WORK TO BE COMPLETED
Copy, from the entries below, each line where the word "network" can be found.

DATA FOR PROCESSING
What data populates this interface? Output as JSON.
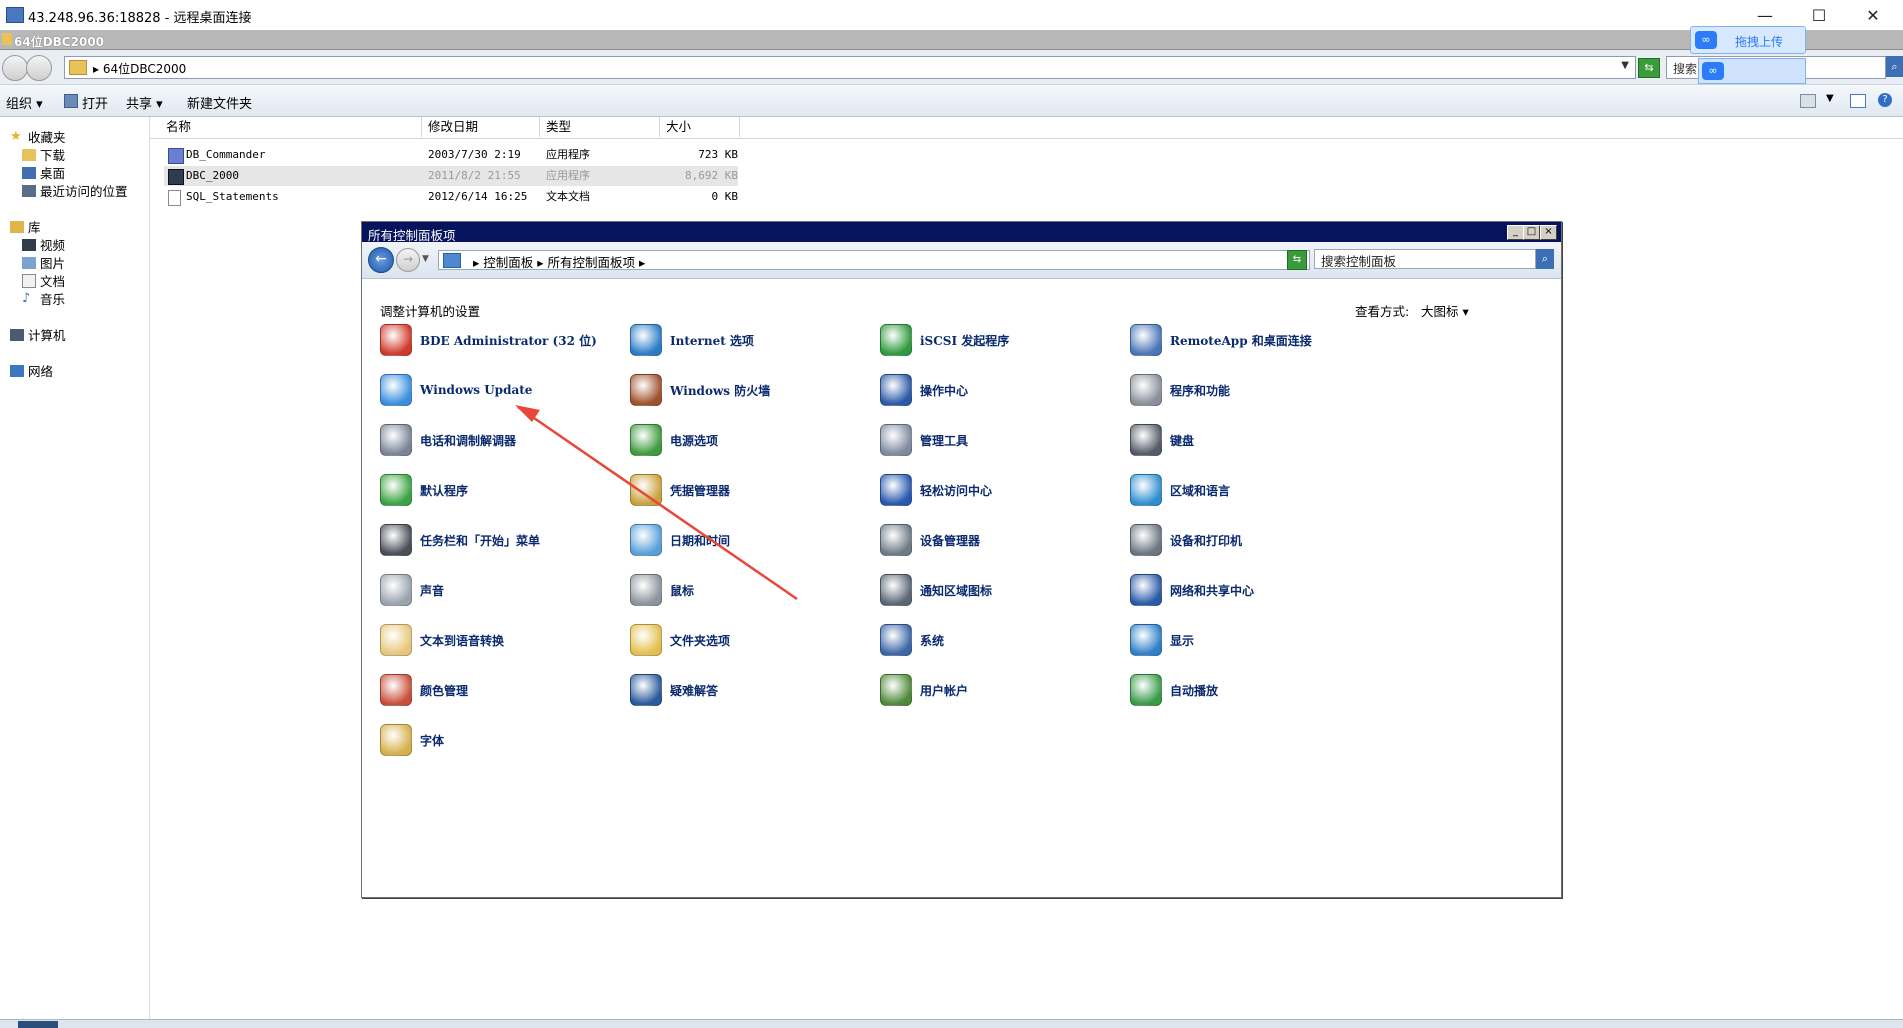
{
  "rdp": {
    "title": "43.248.96.36:18828 - 远程桌面连接",
    "minimize": "—",
    "maximize": "☐",
    "close": "✕"
  },
  "explorer": {
    "title": "64位DBC2000",
    "address": "▸ 64位DBC2000",
    "search_placeholder": "搜索",
    "toolbar": {
      "organize": "组织 ▾",
      "open": "打开",
      "share": "共享 ▾",
      "new_folder": "新建文件夹"
    },
    "nav": {
      "favorites": "收藏夹",
      "downloads": "下载",
      "desktop": "桌面",
      "recent": "最近访问的位置",
      "libraries": "库",
      "videos": "视频",
      "pictures": "图片",
      "documents": "文档",
      "music": "音乐",
      "computer": "计算机",
      "network": "网络"
    },
    "columns": [
      "名称",
      "修改日期",
      "类型",
      "大小"
    ],
    "files": [
      {
        "name": "DB_Commander",
        "date": "2003/7/30 2:19",
        "type": "应用程序",
        "size": "723 KB"
      },
      {
        "name": "DBC_2000",
        "date": "2011/8/2 21:55",
        "type": "应用程序",
        "size": "8,692 KB"
      },
      {
        "name": "SQL_Statements",
        "date": "2012/6/14 16:25",
        "type": "文本文档",
        "size": "0 KB"
      }
    ]
  },
  "baidu": {
    "upload_label": "拖拽上传"
  },
  "control_panel": {
    "title": "所有控制面板项",
    "breadcrumb": "▸ 控制面板 ▸ 所有控制面板项 ▸",
    "search_placeholder": "搜索控制面板",
    "heading": "调整计算机的设置",
    "view_label": "查看方式:",
    "view_value": "大图标 ▾",
    "items": [
      {
        "label": "BDE Administrator (32 位)",
        "icon": "bde-icon",
        "color": "#d03a2a"
      },
      {
        "label": "Internet 选项",
        "icon": "internet-options-icon",
        "color": "#2b7cc7"
      },
      {
        "label": "iSCSI 发起程序",
        "icon": "iscsi-icon",
        "color": "#2f9a3e"
      },
      {
        "label": "RemoteApp 和桌面连接",
        "icon": "remoteapp-icon",
        "color": "#4a76b8"
      },
      {
        "label": "Windows Update",
        "icon": "windows-update-icon",
        "color": "#3a8fe0"
      },
      {
        "label": "Windows 防火墙",
        "icon": "firewall-icon",
        "color": "#a0522d"
      },
      {
        "label": "操作中心",
        "icon": "action-center-icon",
        "color": "#2c5aa8"
      },
      {
        "label": "程序和功能",
        "icon": "programs-icon",
        "color": "#8a8f99"
      },
      {
        "label": "电话和调制解调器",
        "icon": "phone-modem-icon",
        "color": "#7b8596"
      },
      {
        "label": "电源选项",
        "icon": "power-icon",
        "color": "#3e9b3e"
      },
      {
        "label": "管理工具",
        "icon": "admin-tools-icon",
        "color": "#7d8aa0"
      },
      {
        "label": "键盘",
        "icon": "keyboard-icon",
        "color": "#555c66"
      },
      {
        "label": "默认程序",
        "icon": "default-programs-icon",
        "color": "#3ba343"
      },
      {
        "label": "凭据管理器",
        "icon": "credential-icon",
        "color": "#c9a23c"
      },
      {
        "label": "轻松访问中心",
        "icon": "ease-access-icon",
        "color": "#2858b0"
      },
      {
        "label": "区域和语言",
        "icon": "region-icon",
        "color": "#2f8fd0"
      },
      {
        "label": "任务栏和「开始」菜单",
        "icon": "taskbar-icon",
        "color": "#4a4f57"
      },
      {
        "label": "日期和时间",
        "icon": "datetime-icon",
        "color": "#5aa0d8"
      },
      {
        "label": "设备管理器",
        "icon": "device-manager-icon",
        "color": "#6f7a88"
      },
      {
        "label": "设备和打印机",
        "icon": "printers-icon",
        "color": "#6c7582"
      },
      {
        "label": "声音",
        "icon": "sound-icon",
        "color": "#9aa3ae"
      },
      {
        "label": "鼠标",
        "icon": "mouse-icon",
        "color": "#8c939c"
      },
      {
        "label": "通知区域图标",
        "icon": "notification-icon",
        "color": "#5b6675"
      },
      {
        "label": "网络和共享中心",
        "icon": "network-center-icon",
        "color": "#2b5aa8"
      },
      {
        "label": "文本到语音转换",
        "icon": "tts-icon",
        "color": "#e8c77a"
      },
      {
        "label": "文件夹选项",
        "icon": "folder-options-icon",
        "color": "#e3bf4e"
      },
      {
        "label": "系统",
        "icon": "system-icon",
        "color": "#3c66a8"
      },
      {
        "label": "显示",
        "icon": "display-icon",
        "color": "#2f7fc8"
      },
      {
        "label": "颜色管理",
        "icon": "color-management-icon",
        "color": "#c8503a"
      },
      {
        "label": "疑难解答",
        "icon": "troubleshoot-icon",
        "color": "#2a5a9a"
      },
      {
        "label": "用户帐户",
        "icon": "user-accounts-icon",
        "color": "#4f8a3a"
      },
      {
        "label": "自动播放",
        "icon": "autoplay-icon",
        "color": "#3a9b4a"
      },
      {
        "label": "字体",
        "icon": "fonts-icon",
        "color": "#d6b04a"
      }
    ]
  },
  "annotation": {
    "color": "#e8473a"
  }
}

THE RESULT
      "network": "网络"
        "icon": "network-center-icon",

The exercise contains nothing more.